[Records excerpted from a collection]
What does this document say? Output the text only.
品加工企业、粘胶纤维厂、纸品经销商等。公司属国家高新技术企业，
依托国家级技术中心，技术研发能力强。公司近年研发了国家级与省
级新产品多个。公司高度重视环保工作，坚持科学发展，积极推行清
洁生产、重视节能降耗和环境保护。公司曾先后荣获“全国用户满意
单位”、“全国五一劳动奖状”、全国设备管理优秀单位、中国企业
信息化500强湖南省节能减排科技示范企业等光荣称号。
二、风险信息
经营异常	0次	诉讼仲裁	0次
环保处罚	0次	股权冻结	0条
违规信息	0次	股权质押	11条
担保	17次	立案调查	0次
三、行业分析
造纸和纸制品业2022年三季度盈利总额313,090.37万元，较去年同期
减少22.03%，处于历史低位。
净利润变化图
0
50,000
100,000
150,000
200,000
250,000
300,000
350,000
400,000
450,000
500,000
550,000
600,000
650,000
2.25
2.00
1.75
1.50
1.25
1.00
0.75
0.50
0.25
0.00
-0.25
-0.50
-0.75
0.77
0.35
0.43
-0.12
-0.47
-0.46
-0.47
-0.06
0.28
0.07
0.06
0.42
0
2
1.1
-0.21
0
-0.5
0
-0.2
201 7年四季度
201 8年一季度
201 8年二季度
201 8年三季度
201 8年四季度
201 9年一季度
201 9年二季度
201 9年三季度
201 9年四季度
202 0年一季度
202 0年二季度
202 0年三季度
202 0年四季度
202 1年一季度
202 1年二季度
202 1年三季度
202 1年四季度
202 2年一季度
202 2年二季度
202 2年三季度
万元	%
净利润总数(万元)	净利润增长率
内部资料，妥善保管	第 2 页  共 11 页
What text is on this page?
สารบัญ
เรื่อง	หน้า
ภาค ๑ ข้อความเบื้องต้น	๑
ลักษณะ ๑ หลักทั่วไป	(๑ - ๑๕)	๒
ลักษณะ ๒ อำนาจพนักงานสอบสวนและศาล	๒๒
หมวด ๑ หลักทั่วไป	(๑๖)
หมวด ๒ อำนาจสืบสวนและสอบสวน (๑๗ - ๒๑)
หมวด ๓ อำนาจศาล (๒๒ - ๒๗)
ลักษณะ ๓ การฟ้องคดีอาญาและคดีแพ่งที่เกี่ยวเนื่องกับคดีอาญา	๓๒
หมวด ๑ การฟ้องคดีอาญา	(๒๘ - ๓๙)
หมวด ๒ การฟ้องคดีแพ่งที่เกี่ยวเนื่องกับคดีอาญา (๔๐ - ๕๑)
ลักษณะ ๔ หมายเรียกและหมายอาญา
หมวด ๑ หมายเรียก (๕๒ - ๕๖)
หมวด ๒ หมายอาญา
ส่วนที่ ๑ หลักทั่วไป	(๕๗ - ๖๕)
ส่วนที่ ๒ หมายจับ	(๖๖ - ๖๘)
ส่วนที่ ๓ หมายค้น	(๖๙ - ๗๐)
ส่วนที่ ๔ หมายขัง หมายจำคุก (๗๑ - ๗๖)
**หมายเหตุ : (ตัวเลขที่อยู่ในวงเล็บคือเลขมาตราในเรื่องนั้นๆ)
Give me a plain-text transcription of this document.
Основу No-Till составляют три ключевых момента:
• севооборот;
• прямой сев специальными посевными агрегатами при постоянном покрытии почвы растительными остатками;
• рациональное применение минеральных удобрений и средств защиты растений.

(Task details) Identify and copy all lines with the word "การฟ".

(Result below)
ลักษณะ ๓ การฟ้องคดีอาญาและคดีแพ่งที่เกี่ยวเนื่องกับคดีอาญา	๓๒
หมวด ๑ การฟ้องคดีอาญา	(๒๘ - ๓๙)
หมวด ๒ การฟ้องคดีแพ่งที่เกี่ยวเนื่องกับคดีอาญา (๔๐ - ๕๑)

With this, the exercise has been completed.